Start of Material to process

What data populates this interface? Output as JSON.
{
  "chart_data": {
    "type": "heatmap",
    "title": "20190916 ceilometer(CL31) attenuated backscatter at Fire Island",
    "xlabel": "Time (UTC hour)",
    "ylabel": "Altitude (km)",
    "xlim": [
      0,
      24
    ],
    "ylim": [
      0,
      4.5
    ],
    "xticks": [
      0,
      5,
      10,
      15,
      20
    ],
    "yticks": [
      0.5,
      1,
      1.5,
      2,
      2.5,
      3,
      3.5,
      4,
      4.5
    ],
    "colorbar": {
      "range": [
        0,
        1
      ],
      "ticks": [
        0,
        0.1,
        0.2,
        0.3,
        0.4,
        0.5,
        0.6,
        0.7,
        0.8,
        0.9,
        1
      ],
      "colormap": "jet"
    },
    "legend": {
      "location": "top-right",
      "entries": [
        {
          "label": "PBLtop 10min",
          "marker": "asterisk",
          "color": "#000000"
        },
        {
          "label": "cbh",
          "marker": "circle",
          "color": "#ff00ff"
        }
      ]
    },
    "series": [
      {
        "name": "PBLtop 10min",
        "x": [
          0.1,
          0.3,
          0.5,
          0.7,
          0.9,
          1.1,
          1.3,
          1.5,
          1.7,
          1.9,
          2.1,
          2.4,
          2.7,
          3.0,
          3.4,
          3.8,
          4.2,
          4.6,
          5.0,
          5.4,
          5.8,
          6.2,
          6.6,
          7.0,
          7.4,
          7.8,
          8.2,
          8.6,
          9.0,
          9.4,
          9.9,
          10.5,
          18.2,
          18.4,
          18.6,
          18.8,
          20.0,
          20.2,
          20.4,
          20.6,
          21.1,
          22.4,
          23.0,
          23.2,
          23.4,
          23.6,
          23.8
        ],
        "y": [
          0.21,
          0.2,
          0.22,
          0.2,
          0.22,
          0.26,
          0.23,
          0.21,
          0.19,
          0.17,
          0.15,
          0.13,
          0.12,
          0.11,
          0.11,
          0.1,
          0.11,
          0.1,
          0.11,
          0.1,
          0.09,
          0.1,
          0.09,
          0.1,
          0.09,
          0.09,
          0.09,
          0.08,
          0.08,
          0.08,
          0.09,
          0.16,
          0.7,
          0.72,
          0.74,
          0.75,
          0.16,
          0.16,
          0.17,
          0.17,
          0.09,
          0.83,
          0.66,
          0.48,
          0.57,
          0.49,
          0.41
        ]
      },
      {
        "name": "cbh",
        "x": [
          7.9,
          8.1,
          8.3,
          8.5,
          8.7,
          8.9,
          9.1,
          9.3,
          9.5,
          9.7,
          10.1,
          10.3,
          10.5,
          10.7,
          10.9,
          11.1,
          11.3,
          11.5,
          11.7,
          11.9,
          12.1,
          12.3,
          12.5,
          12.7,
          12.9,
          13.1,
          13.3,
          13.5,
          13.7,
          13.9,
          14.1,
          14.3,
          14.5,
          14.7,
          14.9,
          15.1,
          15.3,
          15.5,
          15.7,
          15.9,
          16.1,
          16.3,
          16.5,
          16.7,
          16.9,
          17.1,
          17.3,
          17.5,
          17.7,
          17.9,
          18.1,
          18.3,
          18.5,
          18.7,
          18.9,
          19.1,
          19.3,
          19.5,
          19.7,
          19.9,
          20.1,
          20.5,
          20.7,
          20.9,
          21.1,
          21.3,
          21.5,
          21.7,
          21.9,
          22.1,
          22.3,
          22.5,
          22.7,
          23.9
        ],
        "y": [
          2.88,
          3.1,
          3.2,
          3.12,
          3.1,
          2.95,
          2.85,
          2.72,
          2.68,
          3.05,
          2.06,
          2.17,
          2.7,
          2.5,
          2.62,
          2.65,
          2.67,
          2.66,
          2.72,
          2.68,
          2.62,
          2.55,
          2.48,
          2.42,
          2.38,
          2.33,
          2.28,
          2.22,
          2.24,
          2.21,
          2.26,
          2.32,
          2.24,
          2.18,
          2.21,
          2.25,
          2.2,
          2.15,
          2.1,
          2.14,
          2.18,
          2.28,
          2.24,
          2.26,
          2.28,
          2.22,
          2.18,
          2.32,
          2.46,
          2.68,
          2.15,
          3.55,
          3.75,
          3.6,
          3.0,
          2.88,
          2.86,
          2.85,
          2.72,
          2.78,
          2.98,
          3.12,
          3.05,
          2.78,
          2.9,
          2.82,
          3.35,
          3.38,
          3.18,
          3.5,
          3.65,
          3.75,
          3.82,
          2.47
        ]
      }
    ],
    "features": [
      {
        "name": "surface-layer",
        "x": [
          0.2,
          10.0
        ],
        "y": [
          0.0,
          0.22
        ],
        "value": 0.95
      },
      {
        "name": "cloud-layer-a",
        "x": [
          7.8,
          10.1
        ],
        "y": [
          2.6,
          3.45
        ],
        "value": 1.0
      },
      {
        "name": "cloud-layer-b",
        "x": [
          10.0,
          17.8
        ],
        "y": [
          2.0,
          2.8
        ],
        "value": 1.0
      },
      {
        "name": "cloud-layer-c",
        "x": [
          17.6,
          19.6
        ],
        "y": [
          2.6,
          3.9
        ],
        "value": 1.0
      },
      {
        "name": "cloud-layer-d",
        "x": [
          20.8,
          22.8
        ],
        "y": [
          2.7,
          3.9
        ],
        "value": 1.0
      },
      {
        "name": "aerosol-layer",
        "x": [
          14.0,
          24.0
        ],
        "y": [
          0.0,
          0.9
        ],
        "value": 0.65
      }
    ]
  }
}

End of Material to process

> _The problem_:
Each record above should be repeated exactly as it appears.

> _Response to this task_:
What data populates this interface? Output as JSON.
{
  "chart_data": {
    "type": "heatmap",
    "title": "20190916 ceilometer(CL31) attenuated backscatter at Fire Island",
    "xlabel": "Time (UTC hour)",
    "ylabel": "Altitude (km)",
    "xlim": [
      0,
      24
    ],
    "ylim": [
      0,
      4.5
    ],
    "xticks": [
      0,
      5,
      10,
      15,
      20
    ],
    "yticks": [
      0.5,
      1,
      1.5,
      2,
      2.5,
      3,
      3.5,
      4,
      4.5
    ],
    "colorbar": {
      "range": [
        0,
        1
      ],
      "ticks": [
        0,
        0.1,
        0.2,
        0.3,
        0.4,
        0.5,
        0.6,
        0.7,
        0.8,
        0.9,
        1
      ],
      "colormap": "jet"
    },
    "legend": {
      "location": "top-right",
      "entries": [
        {
          "label": "PBLtop 10min",
          "marker": "asterisk",
          "color": "#000000"
        },
        {
          "label": "cbh",
          "marker": "circle",
          "color": "#ff00ff"
        }
      ]
    },
    "series": [
      {
        "name": "PBLtop 10min",
        "x": [
          0.1,
          0.3,
          0.5,
          0.7,
          0.9,
          1.1,
          1.3,
          1.5,
          1.7,
          1.9,
          2.1,
          2.4,
          2.7,
          3.0,
          3.4,
          3.8,
          4.2,
          4.6,
          5.0,
          5.4,
          5.8,
          6.2,
          6.6,
          7.0,
          7.4,
          7.8,
          8.2,
          8.6,
          9.0,
          9.4,
          9.9,
          10.5,
          18.2,
          18.4,
          18.6,
          18.8,
          20.0,
          20.2,
          20.4,
          20.6,
          21.1,
          22.4,
          23.0,
          23.2,
          23.4,
          23.6,
          23.8
        ],
        "y": [
          0.21,
          0.2,
          0.22,
          0.2,
          0.22,
          0.26,
          0.23,
          0.21,
          0.19,
          0.17,
          0.15,
          0.13,
          0.12,
          0.11,
          0.11,
          0.1,
          0.11,
          0.1,
          0.11,
          0.1,
          0.09,
          0.1,
          0.09,
          0.1,
          0.09,
          0.09,
          0.09,
          0.08,
          0.08,
          0.08,
          0.09,
          0.16,
          0.7,
          0.72,
          0.74,
          0.75,
          0.16,
          0.16,
          0.17,
          0.17,
          0.09,
          0.83,
          0.66,
          0.48,
          0.57,
          0.49,
          0.41
        ]
      },
      {
        "name": "cbh",
        "x": [
          7.9,
          8.1,
          8.3,
          8.5,
          8.7,
          8.9,
          9.1,
          9.3,
          9.5,
          9.7,
          10.1,
          10.3,
          10.5,
          10.7,
          10.9,
          11.1,
          11.3,
          11.5,
          11.7,
          11.9,
          12.1,
          12.3,
          12.5,
          12.7,
          12.9,
          13.1,
          13.3,
          13.5,
          13.7,
          13.9,
          14.1,
          14.3,
          14.5,
          14.7,
          14.9,
          15.1,
          15.3,
          15.5,
          15.7,
          15.9,
          16.1,
          16.3,
          16.5,
          16.7,
          16.9,
          17.1,
          17.3,
          17.5,
          17.7,
          17.9,
          18.1,
          18.3,
          18.5,
          18.7,
          18.9,
          19.1,
          19.3,
          19.5,
          19.7,
          19.9,
          20.1,
          20.5,
          20.7,
          20.9,
          21.1,
          21.3,
          21.5,
          21.7,
          21.9,
          22.1,
          22.3,
          22.5,
          22.7,
          23.9
        ],
        "y": [
          2.88,
          3.1,
          3.2,
          3.12,
          3.1,
          2.95,
          2.85,
          2.72,
          2.68,
          3.05,
          2.06,
          2.17,
          2.7,
          2.5,
          2.62,
          2.65,
          2.67,
          2.66,
          2.72,
          2.68,
          2.62,
          2.55,
          2.48,
          2.42,
          2.38,
          2.33,
          2.28,
          2.22,
          2.24,
          2.21,
          2.26,
          2.32,
          2.24,
          2.18,
          2.21,
          2.25,
          2.2,
          2.15,
          2.1,
          2.14,
          2.18,
          2.28,
          2.24,
          2.26,
          2.28,
          2.22,
          2.18,
          2.32,
          2.46,
          2.68,
          2.15,
          3.55,
          3.75,
          3.6,
          3.0,
          2.88,
          2.86,
          2.85,
          2.72,
          2.78,
          2.98,
          3.12,
          3.05,
          2.78,
          2.9,
          2.82,
          3.35,
          3.38,
          3.18,
          3.5,
          3.65,
          3.75,
          3.82,
          2.47
        ]
      }
    ],
    "features": [
      {
        "name": "surface-layer",
        "x": [
          0.2,
          10.0
        ],
        "y": [
          0.0,
          0.22
        ],
        "value": 0.95
      },
      {
        "name": "cloud-layer-a",
        "x": [
          7.8,
          10.1
        ],
        "y": [
          2.6,
          3.45
        ],
        "value": 1.0
      },
      {
        "name": "cloud-layer-b",
        "x": [
          10.0,
          17.8
        ],
        "y": [
          2.0,
          2.8
        ],
        "value": 1.0
      },
      {
        "name": "cloud-layer-c",
        "x": [
          17.6,
          19.6
        ],
        "y": [
          2.6,
          3.9
        ],
        "value": 1.0
      },
      {
        "name": "cloud-layer-d",
        "x": [
          20.8,
          22.8
        ],
        "y": [
          2.7,
          3.9
        ],
        "value": 1.0
      },
      {
        "name": "aerosol-layer",
        "x": [
          14.0,
          24.0
        ],
        "y": [
          0.0,
          0.9
        ],
        "value": 0.65
      }
    ]
  }
}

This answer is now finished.